(Stored records)
--

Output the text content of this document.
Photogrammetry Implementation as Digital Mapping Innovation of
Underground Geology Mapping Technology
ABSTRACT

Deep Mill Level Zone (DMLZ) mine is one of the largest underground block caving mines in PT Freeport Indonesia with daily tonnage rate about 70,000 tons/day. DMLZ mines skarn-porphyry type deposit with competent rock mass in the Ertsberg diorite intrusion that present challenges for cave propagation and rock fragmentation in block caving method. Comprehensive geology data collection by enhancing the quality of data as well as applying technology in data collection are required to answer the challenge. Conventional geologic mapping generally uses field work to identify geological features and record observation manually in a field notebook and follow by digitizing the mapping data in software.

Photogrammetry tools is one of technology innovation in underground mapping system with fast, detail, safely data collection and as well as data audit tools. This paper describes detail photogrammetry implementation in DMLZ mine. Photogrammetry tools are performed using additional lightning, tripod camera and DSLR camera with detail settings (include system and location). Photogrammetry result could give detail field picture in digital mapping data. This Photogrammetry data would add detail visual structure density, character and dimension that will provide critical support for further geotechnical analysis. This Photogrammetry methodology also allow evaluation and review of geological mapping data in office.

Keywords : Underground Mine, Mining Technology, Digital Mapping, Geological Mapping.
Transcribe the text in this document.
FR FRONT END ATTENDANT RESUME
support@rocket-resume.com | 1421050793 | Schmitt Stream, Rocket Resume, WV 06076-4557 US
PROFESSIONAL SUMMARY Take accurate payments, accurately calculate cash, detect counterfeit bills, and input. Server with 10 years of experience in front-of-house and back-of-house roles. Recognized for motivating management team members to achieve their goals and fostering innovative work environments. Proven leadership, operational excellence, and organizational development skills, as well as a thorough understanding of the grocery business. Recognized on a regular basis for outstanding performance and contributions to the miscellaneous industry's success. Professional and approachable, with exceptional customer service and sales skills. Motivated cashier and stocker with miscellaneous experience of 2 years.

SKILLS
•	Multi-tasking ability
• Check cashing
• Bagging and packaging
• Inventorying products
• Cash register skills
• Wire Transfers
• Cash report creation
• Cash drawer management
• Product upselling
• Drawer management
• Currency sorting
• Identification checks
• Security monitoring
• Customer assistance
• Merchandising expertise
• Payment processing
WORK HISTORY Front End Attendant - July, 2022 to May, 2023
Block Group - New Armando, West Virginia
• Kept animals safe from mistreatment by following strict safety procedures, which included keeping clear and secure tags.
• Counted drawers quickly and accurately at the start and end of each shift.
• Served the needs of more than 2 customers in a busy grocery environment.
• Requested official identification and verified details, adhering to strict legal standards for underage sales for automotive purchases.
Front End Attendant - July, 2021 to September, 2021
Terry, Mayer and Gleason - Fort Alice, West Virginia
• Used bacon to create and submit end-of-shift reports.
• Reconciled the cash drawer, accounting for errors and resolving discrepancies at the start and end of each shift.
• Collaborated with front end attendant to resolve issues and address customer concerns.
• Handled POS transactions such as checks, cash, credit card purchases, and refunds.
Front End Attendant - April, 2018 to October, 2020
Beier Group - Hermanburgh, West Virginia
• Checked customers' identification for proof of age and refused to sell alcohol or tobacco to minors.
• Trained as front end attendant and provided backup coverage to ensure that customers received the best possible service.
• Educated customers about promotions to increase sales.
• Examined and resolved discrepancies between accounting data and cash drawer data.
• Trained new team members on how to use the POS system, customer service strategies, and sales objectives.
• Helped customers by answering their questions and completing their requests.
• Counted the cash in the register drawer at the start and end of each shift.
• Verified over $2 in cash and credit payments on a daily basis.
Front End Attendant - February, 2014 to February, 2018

--

**What you have to do**: Determine the number of lines in these entries that contain the word "Counted", and write only that number.

**Answer to the exercise**: 2